> _Directions_: From the line with "Type out the text in this image." through the final line, please write out the listing exactly, including both of those lines.

> _Records provided_:
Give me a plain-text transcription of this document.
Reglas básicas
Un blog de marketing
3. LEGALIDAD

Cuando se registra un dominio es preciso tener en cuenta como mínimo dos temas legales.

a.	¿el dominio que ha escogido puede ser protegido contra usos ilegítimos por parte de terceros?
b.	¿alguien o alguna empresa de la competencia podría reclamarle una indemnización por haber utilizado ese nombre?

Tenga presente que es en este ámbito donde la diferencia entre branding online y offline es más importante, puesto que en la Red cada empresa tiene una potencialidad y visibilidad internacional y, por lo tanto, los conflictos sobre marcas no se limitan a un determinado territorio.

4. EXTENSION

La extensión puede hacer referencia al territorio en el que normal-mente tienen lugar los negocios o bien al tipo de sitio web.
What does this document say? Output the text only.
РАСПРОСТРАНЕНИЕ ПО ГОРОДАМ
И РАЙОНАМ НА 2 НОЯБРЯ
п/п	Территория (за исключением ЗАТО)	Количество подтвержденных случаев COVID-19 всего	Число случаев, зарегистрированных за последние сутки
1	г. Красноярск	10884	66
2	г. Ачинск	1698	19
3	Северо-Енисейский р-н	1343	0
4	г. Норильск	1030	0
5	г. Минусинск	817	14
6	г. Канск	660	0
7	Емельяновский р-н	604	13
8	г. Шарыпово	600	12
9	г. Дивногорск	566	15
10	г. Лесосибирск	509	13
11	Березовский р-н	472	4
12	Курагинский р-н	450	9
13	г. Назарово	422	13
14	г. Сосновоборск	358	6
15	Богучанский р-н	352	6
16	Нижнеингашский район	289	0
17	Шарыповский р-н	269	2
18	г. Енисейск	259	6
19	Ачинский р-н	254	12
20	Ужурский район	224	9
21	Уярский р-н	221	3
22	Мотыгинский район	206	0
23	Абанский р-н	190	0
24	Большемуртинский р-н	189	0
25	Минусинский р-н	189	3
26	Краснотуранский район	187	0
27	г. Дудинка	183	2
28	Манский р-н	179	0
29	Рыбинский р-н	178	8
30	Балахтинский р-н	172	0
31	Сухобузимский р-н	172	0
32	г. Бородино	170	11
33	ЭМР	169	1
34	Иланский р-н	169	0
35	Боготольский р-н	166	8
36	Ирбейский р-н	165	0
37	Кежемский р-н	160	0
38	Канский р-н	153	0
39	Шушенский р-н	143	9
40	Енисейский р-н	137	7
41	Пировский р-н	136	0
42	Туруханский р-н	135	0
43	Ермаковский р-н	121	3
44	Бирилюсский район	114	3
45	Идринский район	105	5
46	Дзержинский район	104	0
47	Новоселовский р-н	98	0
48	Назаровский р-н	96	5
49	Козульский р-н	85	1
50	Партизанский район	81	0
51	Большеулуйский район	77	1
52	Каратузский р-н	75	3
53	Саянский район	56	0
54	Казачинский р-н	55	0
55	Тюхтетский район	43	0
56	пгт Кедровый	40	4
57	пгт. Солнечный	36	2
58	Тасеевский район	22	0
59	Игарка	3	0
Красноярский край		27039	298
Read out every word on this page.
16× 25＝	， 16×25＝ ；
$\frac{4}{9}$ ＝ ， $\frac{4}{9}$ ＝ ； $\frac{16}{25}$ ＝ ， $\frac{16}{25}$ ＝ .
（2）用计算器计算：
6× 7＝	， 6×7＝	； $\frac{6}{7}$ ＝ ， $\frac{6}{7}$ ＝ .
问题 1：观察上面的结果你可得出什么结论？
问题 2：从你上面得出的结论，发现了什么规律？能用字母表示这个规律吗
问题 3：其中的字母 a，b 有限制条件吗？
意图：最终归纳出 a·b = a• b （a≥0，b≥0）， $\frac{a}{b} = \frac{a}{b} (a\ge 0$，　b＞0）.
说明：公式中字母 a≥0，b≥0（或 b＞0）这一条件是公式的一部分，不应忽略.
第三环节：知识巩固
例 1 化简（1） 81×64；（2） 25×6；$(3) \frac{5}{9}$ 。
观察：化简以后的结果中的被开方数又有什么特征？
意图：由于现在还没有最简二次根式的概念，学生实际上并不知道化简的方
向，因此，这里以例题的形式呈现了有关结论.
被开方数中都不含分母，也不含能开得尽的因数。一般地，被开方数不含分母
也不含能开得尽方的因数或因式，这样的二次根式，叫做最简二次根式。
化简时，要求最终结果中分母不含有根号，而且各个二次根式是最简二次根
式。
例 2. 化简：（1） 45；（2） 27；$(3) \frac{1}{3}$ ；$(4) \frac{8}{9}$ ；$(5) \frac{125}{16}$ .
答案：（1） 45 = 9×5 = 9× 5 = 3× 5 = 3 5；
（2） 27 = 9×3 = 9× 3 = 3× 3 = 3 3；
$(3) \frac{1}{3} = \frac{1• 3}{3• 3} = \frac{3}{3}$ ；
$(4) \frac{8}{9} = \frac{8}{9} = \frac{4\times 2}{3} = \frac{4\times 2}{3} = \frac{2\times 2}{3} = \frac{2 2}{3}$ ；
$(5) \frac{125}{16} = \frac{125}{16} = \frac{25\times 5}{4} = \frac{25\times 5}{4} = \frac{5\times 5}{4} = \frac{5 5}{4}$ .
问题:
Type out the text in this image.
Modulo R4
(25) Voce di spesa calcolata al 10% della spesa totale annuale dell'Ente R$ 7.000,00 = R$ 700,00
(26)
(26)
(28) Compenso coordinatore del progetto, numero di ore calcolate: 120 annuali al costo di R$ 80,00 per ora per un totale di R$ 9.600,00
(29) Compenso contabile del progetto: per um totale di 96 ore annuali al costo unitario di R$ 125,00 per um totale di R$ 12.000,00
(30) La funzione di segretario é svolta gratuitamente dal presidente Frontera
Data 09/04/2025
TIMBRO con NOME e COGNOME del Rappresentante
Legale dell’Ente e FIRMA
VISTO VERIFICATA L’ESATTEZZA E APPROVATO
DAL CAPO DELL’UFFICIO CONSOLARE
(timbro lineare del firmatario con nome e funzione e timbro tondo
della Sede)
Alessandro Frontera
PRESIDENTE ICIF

> _Reply to the task_:
Type out the text in this image.
Modulo R4
(25) Voce di spesa calcolata al 10% della spesa totale annuale dell'Ente R$ 7.000,00 = R$ 700,00
(26)
(26)
(28) Compenso coordinatore del progetto, numero di ore calcolate: 120 annuali al costo di R$ 80,00 per ora per un totale di R$ 9.600,00
(29) Compenso contabile del progetto: per um totale di 96 ore annuali al costo unitario di R$ 125,00 per um totale di R$ 12.000,00
(30) La funzione di segretario é svolta gratuitamente dal presidente Frontera
Data 09/04/2025
TIMBRO con NOME e COGNOME del Rappresentante
Legale dell’Ente e FIRMA
VISTO VERIFICATA L’ESATTEZZA E APPROVATO
DAL CAPO DELL’UFFICIO CONSOLARE
(timbro lineare del firmatario con nome e funzione e timbro tondo
della Sede)
Alessandro Frontera
PRESIDENTE ICIF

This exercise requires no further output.